• _Problem requirements_: Could you output each line of the data that follows exactly?

(Source records)
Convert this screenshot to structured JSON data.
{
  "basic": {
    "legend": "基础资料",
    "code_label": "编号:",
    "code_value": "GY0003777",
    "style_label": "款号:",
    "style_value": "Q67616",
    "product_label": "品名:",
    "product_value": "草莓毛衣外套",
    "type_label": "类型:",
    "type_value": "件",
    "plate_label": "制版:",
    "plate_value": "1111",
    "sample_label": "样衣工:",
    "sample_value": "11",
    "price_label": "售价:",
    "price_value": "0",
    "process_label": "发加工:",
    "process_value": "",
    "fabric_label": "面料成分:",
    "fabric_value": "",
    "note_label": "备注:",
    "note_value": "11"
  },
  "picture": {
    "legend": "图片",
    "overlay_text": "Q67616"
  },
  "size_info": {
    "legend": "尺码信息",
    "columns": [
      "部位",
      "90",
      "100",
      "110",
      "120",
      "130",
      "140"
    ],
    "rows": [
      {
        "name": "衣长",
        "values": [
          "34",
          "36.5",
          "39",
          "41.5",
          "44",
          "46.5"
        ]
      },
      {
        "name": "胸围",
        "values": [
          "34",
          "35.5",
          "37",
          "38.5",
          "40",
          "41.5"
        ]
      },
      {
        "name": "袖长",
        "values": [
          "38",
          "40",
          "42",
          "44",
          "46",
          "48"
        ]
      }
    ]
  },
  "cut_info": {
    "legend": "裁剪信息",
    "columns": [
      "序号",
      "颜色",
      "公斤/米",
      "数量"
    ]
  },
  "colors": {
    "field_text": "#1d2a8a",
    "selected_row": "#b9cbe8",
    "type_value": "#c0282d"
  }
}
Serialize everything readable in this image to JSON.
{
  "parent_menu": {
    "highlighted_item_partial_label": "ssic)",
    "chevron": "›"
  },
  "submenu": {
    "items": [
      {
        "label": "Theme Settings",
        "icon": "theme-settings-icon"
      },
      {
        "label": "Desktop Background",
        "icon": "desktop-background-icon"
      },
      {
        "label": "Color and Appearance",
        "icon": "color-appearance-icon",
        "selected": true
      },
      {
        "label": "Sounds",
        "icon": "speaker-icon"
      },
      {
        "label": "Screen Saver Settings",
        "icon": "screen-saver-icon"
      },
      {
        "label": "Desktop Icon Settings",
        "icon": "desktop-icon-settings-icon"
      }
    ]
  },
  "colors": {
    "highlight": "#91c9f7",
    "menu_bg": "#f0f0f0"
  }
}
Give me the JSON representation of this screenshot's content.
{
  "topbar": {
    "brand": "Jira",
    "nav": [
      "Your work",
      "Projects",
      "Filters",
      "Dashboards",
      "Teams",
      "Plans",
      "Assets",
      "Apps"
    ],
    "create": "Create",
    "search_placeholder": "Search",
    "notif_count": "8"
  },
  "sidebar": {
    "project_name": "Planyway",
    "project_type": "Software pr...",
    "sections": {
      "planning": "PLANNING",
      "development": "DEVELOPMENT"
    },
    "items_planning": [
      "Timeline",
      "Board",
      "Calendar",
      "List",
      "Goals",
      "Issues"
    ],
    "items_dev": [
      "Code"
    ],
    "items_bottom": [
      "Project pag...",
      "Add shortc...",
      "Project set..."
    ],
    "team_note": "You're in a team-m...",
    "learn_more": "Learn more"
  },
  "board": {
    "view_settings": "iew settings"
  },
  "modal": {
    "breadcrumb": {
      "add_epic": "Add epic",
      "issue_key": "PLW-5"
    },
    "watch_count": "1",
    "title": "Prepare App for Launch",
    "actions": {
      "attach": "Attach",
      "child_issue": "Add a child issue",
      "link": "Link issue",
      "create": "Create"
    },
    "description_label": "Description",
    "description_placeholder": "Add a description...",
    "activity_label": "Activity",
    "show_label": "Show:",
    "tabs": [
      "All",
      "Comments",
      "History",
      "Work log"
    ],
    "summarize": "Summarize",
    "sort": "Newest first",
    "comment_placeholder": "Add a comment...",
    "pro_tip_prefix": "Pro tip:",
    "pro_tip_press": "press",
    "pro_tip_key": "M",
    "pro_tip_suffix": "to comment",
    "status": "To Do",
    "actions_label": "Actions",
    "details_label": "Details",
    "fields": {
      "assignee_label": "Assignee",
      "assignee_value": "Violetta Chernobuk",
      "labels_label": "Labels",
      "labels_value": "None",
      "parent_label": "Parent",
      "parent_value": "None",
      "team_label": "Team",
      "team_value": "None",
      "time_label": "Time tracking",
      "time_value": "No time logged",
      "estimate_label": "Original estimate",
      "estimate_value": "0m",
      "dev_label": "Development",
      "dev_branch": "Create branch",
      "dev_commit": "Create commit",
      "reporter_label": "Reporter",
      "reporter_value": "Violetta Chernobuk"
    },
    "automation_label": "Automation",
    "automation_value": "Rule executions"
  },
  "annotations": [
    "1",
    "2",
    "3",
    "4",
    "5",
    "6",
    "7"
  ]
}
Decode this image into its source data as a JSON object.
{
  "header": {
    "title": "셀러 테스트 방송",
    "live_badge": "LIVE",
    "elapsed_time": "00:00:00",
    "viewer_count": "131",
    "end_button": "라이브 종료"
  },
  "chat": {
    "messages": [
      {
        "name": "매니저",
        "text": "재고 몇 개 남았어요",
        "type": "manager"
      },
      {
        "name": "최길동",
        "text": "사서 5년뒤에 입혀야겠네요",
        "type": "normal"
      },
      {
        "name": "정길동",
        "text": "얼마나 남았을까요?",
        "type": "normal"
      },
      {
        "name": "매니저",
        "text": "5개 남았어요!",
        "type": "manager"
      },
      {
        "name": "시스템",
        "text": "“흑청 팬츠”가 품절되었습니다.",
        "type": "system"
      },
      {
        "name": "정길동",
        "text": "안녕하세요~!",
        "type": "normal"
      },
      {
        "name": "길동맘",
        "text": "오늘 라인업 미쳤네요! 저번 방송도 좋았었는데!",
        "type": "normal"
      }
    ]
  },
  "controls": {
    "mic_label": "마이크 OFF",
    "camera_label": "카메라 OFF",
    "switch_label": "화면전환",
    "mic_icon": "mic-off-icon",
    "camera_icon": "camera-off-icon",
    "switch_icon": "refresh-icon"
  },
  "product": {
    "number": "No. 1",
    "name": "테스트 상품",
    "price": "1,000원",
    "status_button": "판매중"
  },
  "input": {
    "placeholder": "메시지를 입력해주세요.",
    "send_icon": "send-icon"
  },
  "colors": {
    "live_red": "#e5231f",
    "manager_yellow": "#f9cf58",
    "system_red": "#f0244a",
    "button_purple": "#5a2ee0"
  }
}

• _Final result_:
Convert this screenshot to structured JSON data.
{
  "basic": {
    "legend": "基础资料",
    "code_label": "编号:",
    "code_value": "GY0003777",
    "style_label": "款号:",
    "style_value": "Q67616",
    "product_label": "品名:",
    "product_value": "草莓毛衣外套",
    "type_label": "类型:",
    "type_value": "件",
    "plate_label": "制版:",
    "plate_value": "1111",
    "sample_label": "样衣工:",
    "sample_value": "11",
    "price_label": "售价:",
    "price_value": "0",
    "process_label": "发加工:",
    "process_value": "",
    "fabric_label": "面料成分:",
    "fabric_value": "",
    "note_label": "备注:",
    "note_value": "11"
  },
  "picture": {
    "legend": "图片",
    "overlay_text": "Q67616"
  },
  "size_info": {
    "legend": "尺码信息",
    "columns": [
      "部位",
      "90",
      "100",
      "110",
      "120",
      "130",
      "140"
    ],
    "rows": [
      {
        "name": "衣长",
        "values": [
          "34",
          "36.5",
          "39",
          "41.5",
          "44",
          "46.5"
        ]
      },
      {
        "name": "胸围",
        "values": [
          "34",
          "35.5",
          "37",
          "38.5",
          "40",
          "41.5"
        ]
      },
      {
        "name": "袖长",
        "values": [
          "38",
          "40",
          "42",
          "44",
          "46",
          "48"
        ]
      }
    ]
  },
  "cut_info": {
    "legend": "裁剪信息",
    "columns": [
      "序号",
      "颜色",
      "公斤/米",
      "数量"
    ]
  },
  "colors": {
    "field_text": "#1d2a8a",
    "selected_row": "#b9cbe8",
    "type_value": "#c0282d"
  }
}
Serialize everything readable in this image to JSON.
{
  "parent_menu": {
    "highlighted_item_partial_label": "ssic)",
    "chevron": "›"
  },
  "submenu": {
    "items": [
      {
        "label": "Theme Settings",
        "icon": "theme-settings-icon"
      },
      {
        "label": "Desktop Background",
        "icon": "desktop-background-icon"
      },
      {
        "label": "Color and Appearance",
        "icon": "color-appearance-icon",
        "selected": true
      },
      {
        "label": "Sounds",
        "icon": "speaker-icon"
      },
      {
        "label": "Screen Saver Settings",
        "icon": "screen-saver-icon"
      },
      {
        "label": "Desktop Icon Settings",
        "icon": "desktop-icon-settings-icon"
      }
    ]
  },
  "colors": {
    "highlight": "#91c9f7",
    "menu_bg": "#f0f0f0"
  }
}
Give me the JSON representation of this screenshot's content.
{
  "topbar": {
    "brand": "Jira",
    "nav": [
      "Your work",
      "Projects",
      "Filters",
      "Dashboards",
      "Teams",
      "Plans",
      "Assets",
      "Apps"
    ],
    "create": "Create",
    "search_placeholder": "Search",
    "notif_count": "8"
  },
  "sidebar": {
    "project_name": "Planyway",
    "project_type": "Software pr...",
    "sections": {
      "planning": "PLANNING",
      "development": "DEVELOPMENT"
    },
    "items_planning": [
      "Timeline",
      "Board",
      "Calendar",
      "List",
      "Goals",
      "Issues"
    ],
    "items_dev": [
      "Code"
    ],
    "items_bottom": [
      "Project pag...",
      "Add shortc...",
      "Project set..."
    ],
    "team_note": "You're in a team-m...",
    "learn_more": "Learn more"
  },
  "board": {
    "view_settings": "iew settings"
  },
  "modal": {
    "breadcrumb": {
      "add_epic": "Add epic",
      "issue_key": "PLW-5"
    },
    "watch_count": "1",
    "title": "Prepare App for Launch",
    "actions": {
      "attach": "Attach",
      "child_issue": "Add a child issue",
      "link": "Link issue",
      "create": "Create"
    },
    "description_label": "Description",
    "description_placeholder": "Add a description...",
    "activity_label": "Activity",
    "show_label": "Show:",
    "tabs": [
      "All",
      "Comments",
      "History",
      "Work log"
    ],
    "summarize": "Summarize",
    "sort": "Newest first",
    "comment_placeholder": "Add a comment...",
    "pro_tip_prefix": "Pro tip:",
    "pro_tip_press": "press",
    "pro_tip_key": "M",
    "pro_tip_suffix": "to comment",
    "status": "To Do",
    "actions_label": "Actions",
    "details_label": "Details",
    "fields": {
      "assignee_label": "Assignee",
      "assignee_value": "Violetta Chernobuk",
      "labels_label": "Labels",
      "labels_value": "None",
      "parent_label": "Parent",
      "parent_value": "None",
      "team_label": "Team",
      "team_value": "None",
      "time_label": "Time tracking",
      "time_value": "No time logged",
      "estimate_label": "Original estimate",
      "estimate_value": "0m",
      "dev_label": "Development",
      "dev_branch": "Create branch",
      "dev_commit": "Create commit",
      "reporter_label": "Reporter",
      "reporter_value": "Violetta Chernobuk"
    },
    "automation_label": "Automation",
    "automation_value": "Rule executions"
  },
  "annotations": [
    "1",
    "2",
    "3",
    "4",
    "5",
    "6",
    "7"
  ]
}
Decode this image into its source data as a JSON object.
{
  "header": {
    "title": "셀러 테스트 방송",
    "live_badge": "LIVE",
    "elapsed_time": "00:00:00",
    "viewer_count": "131",
    "end_button": "라이브 종료"
  },
  "chat": {
    "messages": [
      {
        "name": "매니저",
        "text": "재고 몇 개 남았어요",
        "type": "manager"
      },
      {
        "name": "최길동",
        "text": "사서 5년뒤에 입혀야겠네요",
        "type": "normal"
      },
      {
        "name": "정길동",
        "text": "얼마나 남았을까요?",
        "type": "normal"
      },
      {
        "name": "매니저",
        "text": "5개 남았어요!",
        "type": "manager"
      },
      {
        "name": "시스템",
        "text": "“흑청 팬츠”가 품절되었습니다.",
        "type": "system"
      },
      {
        "name": "정길동",
        "text": "안녕하세요~!",
        "type": "normal"
      },
      {
        "name": "길동맘",
        "text": "오늘 라인업 미쳤네요! 저번 방송도 좋았었는데!",
        "type": "normal"
      }
    ]
  },
  "controls": {
    "mic_label": "마이크 OFF",
    "camera_label": "카메라 OFF",
    "switch_label": "화면전환",
    "mic_icon": "mic-off-icon",
    "camera_icon": "camera-off-icon",
    "switch_icon": "refresh-icon"
  },
  "product": {
    "number": "No. 1",
    "name": "테스트 상품",
    "price": "1,000원",
    "status_button": "판매중"
  },
  "input": {
    "placeholder": "메시지를 입력해주세요.",
    "send_icon": "send-icon"
  },
  "colors": {
    "live_red": "#e5231f",
    "manager_yellow": "#f9cf58",
    "system_red": "#f0244a",
    "button_purple": "#5a2ee0"
  }
}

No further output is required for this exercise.